• **Exercise 1**
In the listing, swap "ground-marker" for "ground-symbol" from its first line through the line containing "plot-frame <box>306 206 546 384</box>", inclusive, and give back those lines with nothing else altered.

Class: SparkConnect::SparkSession

Inherits:

Object

Object
SparkConnect::SparkSession

show all

Defined in:: lib/spark_connect/session.rb,
lib/spark_connect/session.rb

Overview

Fluent builder for SparkSession. Returned by SparkSession.builder.

Defined Under Namespace

Classes: Builder

Constant Summary collapse

Proto =

SparkConnect::Proto

Class Attribute Summary collapse

.active ⇒ SparkSession^?
The currently active session set by #set_active / Builder#get_or_create.

Instance Attribute Summary collapse

#client ⇒ SparkConnectClient readonly
#conf ⇒ RuntimeConfig readonly
Runtime configuration facade.

Class Method Summary collapse

.builder ⇒ Builder
A new session builder.

Instance Method Summary collapse

#add_tag(tag) ⇒ void
Add an operation tag applied to all subsequent executions in this session.
#catalog ⇒ Catalog
The catalog facade (databases, tables, functions, cache).
#clear_tags ⇒ Object
Remove all operation tags.
#create_data_frame(data, schema = nil) ⇒ DataFrame (also: #create_dataframe, #createDataFrame)
Build a DataFrame from local Ruby data.
#create_data_frame_from_relation(relation) ⇒ Object private
#get_tags ⇒ Array<String>
The currently active operation tags.
#initialize(client) ⇒ SparkSession constructor
A new instance of SparkSession.
#interrupt_all ⇒ Array<String>
Interrupt all operations running in this session.
#interrupt_operation(operation_id) ⇒ Array<String>
Interrupt a single operation by id.
#interrupt_tag(tag) ⇒ Array<String>
Interrupt all operations tagged with tag (see #add_tag).
#new_session ⇒ SparkSession
Start a brand-new session against the same endpoint (independent server-side session id, configuration, and temporary views).
#next_plan_id ⇒ Integer
Allocate the next unique plan id.
#pipeline(default_catalog: nil, default_database: nil, sql_conf: {}) ⇒ Pipeline
Create a new Spark Declarative Pipeline (a dataflow graph) in this session.

• **Exercise 2**
Which instance methods in the SparkSession documentation return Array<String>? List every one.

[Element-and-box listings]
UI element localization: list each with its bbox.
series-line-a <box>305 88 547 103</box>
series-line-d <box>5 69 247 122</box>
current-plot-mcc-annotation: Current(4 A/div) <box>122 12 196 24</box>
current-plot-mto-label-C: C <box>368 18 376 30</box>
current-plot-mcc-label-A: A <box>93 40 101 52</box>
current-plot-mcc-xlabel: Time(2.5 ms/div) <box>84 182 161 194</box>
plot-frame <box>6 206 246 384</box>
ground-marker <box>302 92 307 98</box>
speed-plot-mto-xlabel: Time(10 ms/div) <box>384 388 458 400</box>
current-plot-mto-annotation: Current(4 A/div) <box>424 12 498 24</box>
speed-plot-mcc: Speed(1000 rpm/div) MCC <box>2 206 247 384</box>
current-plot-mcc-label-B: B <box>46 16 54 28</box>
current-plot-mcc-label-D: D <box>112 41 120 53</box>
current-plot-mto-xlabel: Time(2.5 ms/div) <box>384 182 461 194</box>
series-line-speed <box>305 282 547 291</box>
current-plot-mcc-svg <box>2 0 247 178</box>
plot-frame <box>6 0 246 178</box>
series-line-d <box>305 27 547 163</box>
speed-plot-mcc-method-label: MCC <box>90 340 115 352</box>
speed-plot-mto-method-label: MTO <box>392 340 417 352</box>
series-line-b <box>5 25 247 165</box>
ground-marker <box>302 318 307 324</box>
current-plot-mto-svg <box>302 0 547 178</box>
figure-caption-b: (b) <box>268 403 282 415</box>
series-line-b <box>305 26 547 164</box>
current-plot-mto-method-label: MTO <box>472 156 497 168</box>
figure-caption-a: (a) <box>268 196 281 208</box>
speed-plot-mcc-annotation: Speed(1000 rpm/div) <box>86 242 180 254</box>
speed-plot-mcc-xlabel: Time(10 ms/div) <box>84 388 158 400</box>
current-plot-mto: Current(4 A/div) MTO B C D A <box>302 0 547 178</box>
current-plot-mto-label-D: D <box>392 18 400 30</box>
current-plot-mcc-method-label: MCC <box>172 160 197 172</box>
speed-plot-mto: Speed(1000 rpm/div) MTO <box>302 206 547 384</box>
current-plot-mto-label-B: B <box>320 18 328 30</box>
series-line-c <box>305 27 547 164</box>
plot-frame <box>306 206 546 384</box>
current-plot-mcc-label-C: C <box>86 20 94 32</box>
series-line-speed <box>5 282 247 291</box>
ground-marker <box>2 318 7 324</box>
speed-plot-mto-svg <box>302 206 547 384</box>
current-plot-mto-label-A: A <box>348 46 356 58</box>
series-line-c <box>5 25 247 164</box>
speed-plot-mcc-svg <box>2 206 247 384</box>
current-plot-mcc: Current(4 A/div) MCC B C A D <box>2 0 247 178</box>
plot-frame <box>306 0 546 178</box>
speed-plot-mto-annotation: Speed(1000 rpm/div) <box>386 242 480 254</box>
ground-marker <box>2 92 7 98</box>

• **Written solution 1**
UI element localization: list each with its bbox.
series-line-a <box>305 88 547 103</box>
series-line-d <box>5 69 247 122</box>
current-plot-mcc-annotation: Current(4 A/div) <box>122 12 196 24</box>
current-plot-mto-label-C: C <box>368 18 376 30</box>
current-plot-mcc-label-A: A <box>93 40 101 52</box>
current-plot-mcc-xlabel: Time(2.5 ms/div) <box>84 182 161 194</box>
plot-frame <box>6 206 246 384</box>
ground-symbol <box>302 92 307 98</box>
speed-plot-mto-xlabel: Time(10 ms/div) <box>384 388 458 400</box>
current-plot-mto-annotation: Current(4 A/div) <box>424 12 498 24</box>
speed-plot-mcc: Speed(1000 rpm/div) MCC <box>2 206 247 384</box>
current-plot-mcc-label-B: B <box>46 16 54 28</box>
current-plot-mcc-label-D: D <box>112 41 120 53</box>
current-plot-mto-xlabel: Time(2.5 ms/div) <box>384 182 461 194</box>
series-line-speed <box>305 282 547 291</box>
current-plot-mcc-svg <box>2 0 247 178</box>
plot-frame <box>6 0 246 178</box>
series-line-d <box>305 27 547 163</box>
speed-plot-mcc-method-label: MCC <box>90 340 115 352</box>
speed-plot-mto-method-label: MTO <box>392 340 417 352</box>
series-line-b <box>5 25 247 165</box>
ground-symbol <box>302 318 307 324</box>
current-plot-mto-svg <box>302 0 547 178</box>
figure-caption-b: (b) <box>268 403 282 415</box>
series-line-b <box>305 26 547 164</box>
current-plot-mto-method-label: MTO <box>472 156 497 168</box>
figure-caption-a: (a) <box>268 196 281 208</box>
speed-plot-mcc-annotation: Speed(1000 rpm/div) <box>86 242 180 254</box>
speed-plot-mcc-xlabel: Time(10 ms/div) <box>84 388 158 400</box>
current-plot-mto: Current(4 A/div) MTO B C D A <box>302 0 547 178</box>
current-plot-mto-label-D: D <box>392 18 400 30</box>
current-plot-mcc-method-label: MCC <box>172 160 197 172</box>
speed-plot-mto: Speed(1000 rpm/div) MTO <box>302 206 547 384</box>
current-plot-mto-label-B: B <box>320 18 328 30</box>
series-line-c <box>305 27 547 164</box>
plot-frame <box>306 206 546 384</box>

• **Written solution 2**
#get_tags
#interrupt_all
#interrupt_operation(operation_id)
#interrupt_tag(tag)